PROBLEM DETAILS:
Do not include the pictures; repeat the rest of the data exactly.

AVAILABLE RECORDS:
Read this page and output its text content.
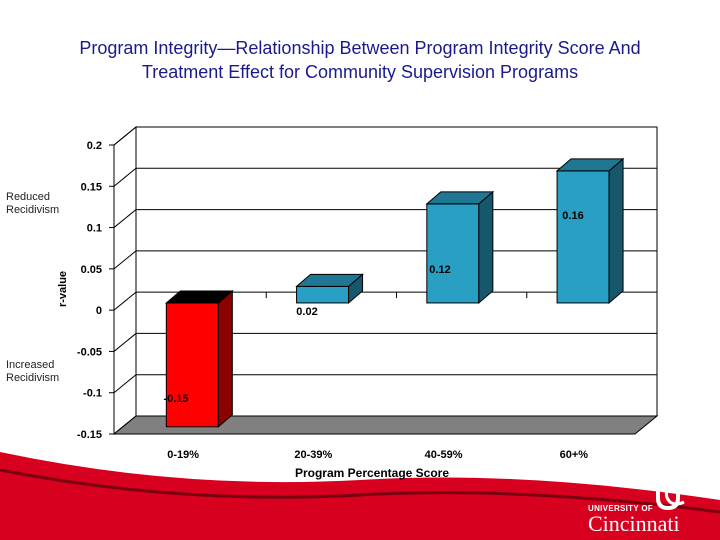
Program Integrity—Relationship Between Program Integrity Score And
Treatment Effect for Community Supervision Programs
Reduced
Recidivism
Increased
Recidivism
0.2
0.15
0.1
0.05
0
-0.05
-0.1
-0.15
-0.15
0-19%
0.02
20-39%
0.12
40-59%
0.16
60+%
Program Percentage Score
r-value
UNIVERSITY OF
Cincinnati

WRITTEN ANSWER:
Read this page and output its text content.
Program Integrity—Relationship Between Program Integrity Score And
Treatment Effect for Community Supervision Programs
Reduced
Recidivism
Increased
Recidivism
0.2
0.15
0.1
0.05
0
-0.05
-0.1
-0.15
-0.15
0-19%
0.02
20-39%
0.12
40-59%
0.16
60+%
Program Percentage Score
r-value
UNIVERSITY OF
Cincinnati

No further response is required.